Kurdischer Aktivist vor Gericht

Viele Verfahren und Verurteilungen aufgrund der 129er-Paragrafen in jüngster Vergangenheit

  • Peter Nowak
  • Lesedauer: 4 Min.

Wenn man die Parole »Freiheit für Abdullah Öcalan« hört, denken alle sofort an den seit über 22 Jahren in der Türkei inhaftierten Vorsitzenden der kurdischen Arbeiterpartei (PKK). Doch passt sie auch auf einen aktuellen Fall hierzulande: Am 11. April wurde vor dem Oberlandesgericht Frankfurt (OLG) die Hauptverhandlung gegen einen in Deutschland lebenden Abdullah Öcalan eröffnet, der mit dem PKK-Vorsitzenden nicht verwandt ist. Der Name ist in Kurdistan häufig. Was beide Öcalans eint, ist ihr Engagement für die kurdische Bewegung.

Deswegen wird Abdullah Öcalan von der Anklage beschuldigt, Mitglied in einer »terroristischen« Vereinigung im Ausland zu sein. Von August 2019 bis zu seiner Festnahme am 11. Mai 2021 soll der 58-Jährige unter dem Namen »Xebat« mehrere PKK-Gebiete, unter anderem in Hessen, im Saarland und in Baden-Württemberg, geleitet haben. Dabei sei er verantwortlich gewesen für die Koordination organisatorischer, personeller und propagandistischer Angelegenheiten, habe Anweisungen erteilt, sich über die Situation und Entwicklung der jeweiligen Sektoren berichten lassen und Spendensammlungen für die politische Arbeit durchgeführt.

Aufgaben
1 – An welchem Tag wurde laut dem Artikel über den Frankfurter Prozess die Hauptverhandlung gegen Abdullah Öcalan eröffnet?
2 – Führe den Artikel über den Prozess vor dem Oberlandesgericht Frankfurt im Anschluss an seinen letzten Satz weiter.
Die Datensätze stammen aus einer anderen Quelle als der Artikel.

Vorliegende Daten
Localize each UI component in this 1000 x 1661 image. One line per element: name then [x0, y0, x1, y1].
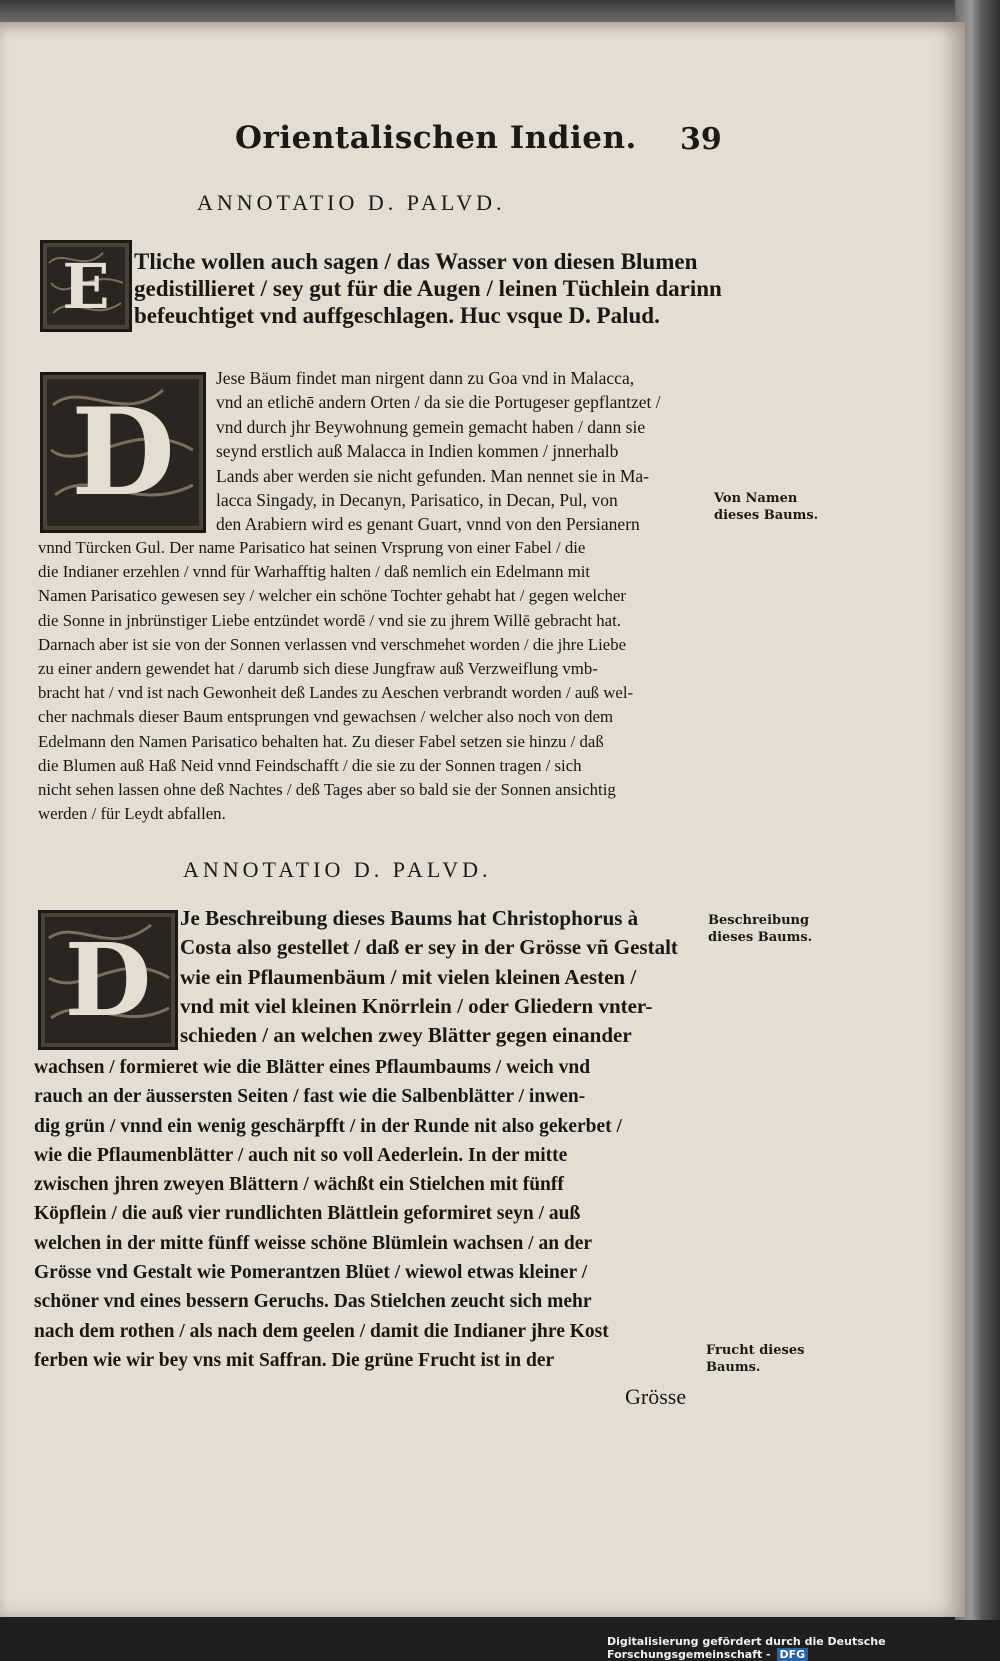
- text-line: wie ein Pflaumenbäum / mit vielen kleinen Aesten /: [180, 964, 637, 989]
- scanner-top-edge: [0, 0, 1000, 24]
- catchword: Grösse: [625, 1384, 687, 1409]
- marginal-line: Von Namen: [714, 491, 798, 506]
- text-line: dig grün / vnnd ein wenig geschärpfft / in der Runde nit also gekerbet /: [34, 1115, 622, 1137]
- text-line: werden / für Leydt abfallen.: [38, 804, 226, 824]
- dropcap-letter: D: [64, 921, 152, 1039]
- text-line: schieden / an welchen zwey Blätter gegen einander: [180, 1023, 632, 1048]
- dropcap-e: [40, 240, 132, 332]
- text-line: rauch an der äussersten Seiten / fast wie die Salbenblätter / inwen-: [34, 1086, 586, 1108]
- text-line: nicht sehen lassen ohne deß Nachtes / deß Tages aber so bald sie der Sonnen ansichtig: [38, 780, 616, 800]
- text-line: Costa also gestellet / daß er sey in der Grösse vñ Gestalt: [180, 935, 678, 960]
- annotation-heading-2: ANNOTATIO D. PALVD.: [183, 857, 492, 882]
- marginal-note-names: [714, 490, 818, 524]
- text-line: schöner vnd eines bessern Geruchs. Das Stielchen zeucht sich mehr: [34, 1291, 592, 1313]
- text-line: Grösse vnd Gestalt wie Pomerantzen Blüet / wiewol etwas kleiner /: [34, 1262, 588, 1284]
- marginal-line: Beschreibung: [708, 913, 810, 928]
- dropcap-letter: E: [62, 249, 110, 323]
- text-line: cher nachmals dieser Baum entsprungen vnd gewachsen / welcher also noch von dem: [38, 707, 614, 727]
- text-line: wachsen / formieret wie die Blätter eines Pflaumbaums / weich vnd: [34, 1057, 591, 1078]
- dfg-logo-icon: DFG: [777, 1648, 809, 1661]
- text-line: Tliche wollen auch sagen / das Wasser von diesen Blumen: [134, 249, 698, 274]
- text-line: Jese Bäum findet man nirgent dann zu Goa vnd in Malacca,: [216, 368, 635, 388]
- text-line: vnd an etlichē andern Orten / da sie die Portugeser gepflantzet /: [216, 392, 661, 413]
- page-number: 39: [680, 122, 722, 157]
- dropcap-d-1: [40, 372, 206, 533]
- text-line: nach dem rothen / als nach dem geelen / damit die Indianer jhre Kost: [34, 1320, 609, 1342]
- text-line: befeuchtiget vnd auffgeschlagen. Huc vsque D. Palud.: [134, 303, 660, 328]
- text-line: die Blumen auß Haß Neid vnnd Feindschafft / die sie zu der Sonnen tragen / sich: [38, 755, 582, 775]
- text-line: Lands aber werden sie nicht gefunden. Man nennet sie in Ma-: [216, 465, 649, 486]
- text-line: gedistillieret / sey gut für die Augen / leinen Tüchlein darinn: [134, 276, 722, 301]
- text-line: Edelmann den Namen Parisatico behalten hat. Zu dieser Fabel setzen sie hinzu / daß: [38, 731, 604, 751]
- text-line: Köpflein / die auß vier rundlichten Blättlein geformiret seyn / auß: [34, 1203, 581, 1225]
- digitization-credit: [607, 1635, 1000, 1661]
- text-line: bracht hat / vnd ist nach Gewonheit deß Landes zu Aeschen verbrandt worden / auß wel-: [38, 683, 634, 703]
- text-line: zwischen jhren zweyen Blättern / wächßt ein Stielchen mit fünff: [34, 1174, 564, 1196]
- text-line: welchen in der mitte fünff weisse schöne Blümlein wachsen / an der: [34, 1232, 593, 1254]
- dropcap-d-2: [38, 910, 178, 1050]
- text-line: lacca Singady, in Decanyn, Parisatico, in Decan, Pul, von: [216, 490, 618, 511]
- text-line: die Sonne in jnbrünstiger Liebe entzündet wordē / vnd sie zu jhrem Willē gebracht hat.: [38, 610, 621, 630]
- paragraph-description-lower: [34, 1053, 622, 1375]
- text-line: die Indianer erzehlen / vnnd für Warhafftig halten / daß nemlich ein Edelmann mit: [38, 562, 591, 582]
- marginal-line: dieses Baums.: [714, 508, 819, 523]
- text-line: vnnd Türcken Gul. Der name Parisatico hat seinen Vrsprung von einer Fabel / die: [38, 538, 586, 557]
- text-line: zu einer andern gewendet hat / darumb sich diese Jungfraw auß Verzweiflung vmb-: [38, 659, 598, 679]
- paragraph-main-lower: [38, 536, 633, 826]
- paragraph-description-upper: [180, 904, 678, 1050]
- paragraph-main-upper: [216, 366, 661, 537]
- text-line: Je Beschreibung dieses Baums hat Christophorus à: [180, 906, 639, 930]
- text-line: vnd mit viel kleinen Knörrlein / oder Gliedern vnter-: [180, 993, 653, 1018]
- text-line: ferben wie wir bey vns mit Saffran. Die grüne Frucht ist in der: [34, 1349, 555, 1371]
- paragraph-annotation-1: [134, 248, 722, 329]
- text-line: wie die Pflaumenblätter / auch nit so voll Aederlein. In der mitte: [34, 1144, 568, 1166]
- marginal-line: Baums.: [706, 1360, 761, 1375]
- text-line: den Arabiern wird es genant Guart, vnnd von den Persianern: [216, 514, 640, 535]
- text-line: Namen Parisatico gewesen sey / welcher ein schöne Tochter gehabt hat / gegen welcher: [38, 586, 626, 606]
- dropcap-letter: D: [70, 382, 176, 523]
- text-line: seynd erstlich auß Malacca in Indien kommen / jnnerhalb: [216, 441, 619, 462]
- text-line: Darnach aber ist sie von der Sonnen verlassen vnd verschmehet worden / die jhre Liebe: [38, 634, 627, 654]
- annotation-heading-1: ANNOTATIO D. PALVD.: [197, 190, 506, 215]
- marginal-line: dieses Baums.: [708, 930, 813, 945]
- marginal-note-fruit: [706, 1342, 804, 1376]
- text-line: vnd durch jhr Beywohnung gemein gemacht haben / dann sie: [216, 416, 646, 437]
- running-header: Orientalischen Indien.: [235, 120, 637, 156]
- marginal-note-description: [708, 912, 812, 946]
- credit-text: Digitalisierung gefördert durch die Deutsche Forschungsgemeinschaft -: [607, 1635, 886, 1661]
- marginal-line: Frucht dieses: [706, 1343, 805, 1358]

Antworten
1 – Am 11. April.

2 –
Öcalan ist seit elf Monaten unter erschwerten Bedingungen inhaftiert, wie es bei Angeklagten nach den entsprechenden 129er-Paragrafen üblich ist. Dazu gehören eine Trennscheibe bei Besuchen sowie eine Postkontrolle. In einer Erklärung wies er am ersten Prozesstag die Anklage zurück. Terrorismus sei für ihn die Politik der türkischen Regierung. Die kurdische Bewegung hingegen strebe nach Demokratie und Frieden und verteidige damit eigentlich europäische Werte, so Öcalan. Sein Anwalt Stephan Kuhn stellte einen Antrag, das Verfahren einzustellen, weil eine Verfolgungsermächtigung durch das Bundesjustizministerium dafür erforderlich sei. Dafür gebe es angesichts der Menschenrechtsverletzungen in der Türkei keine Grundlage, so die Argumentation des Juristen.

Im Gespräch mit dem »nd« gab er dem Antrag, über den beim nächsten Prozesstermin am 13. April entschieden wird, jedoch selbst keine Chancen. Letztlich sei es eine politische Frage, die Verfolgungsermächtigung nicht mehr zu erteilen, so Kuhn. Das Thema spielte allerdings bei der Bildung der neuen Regierung keine Rolle - so dass die entsprechende Verfolgungsermächtigung weiterhin gilt.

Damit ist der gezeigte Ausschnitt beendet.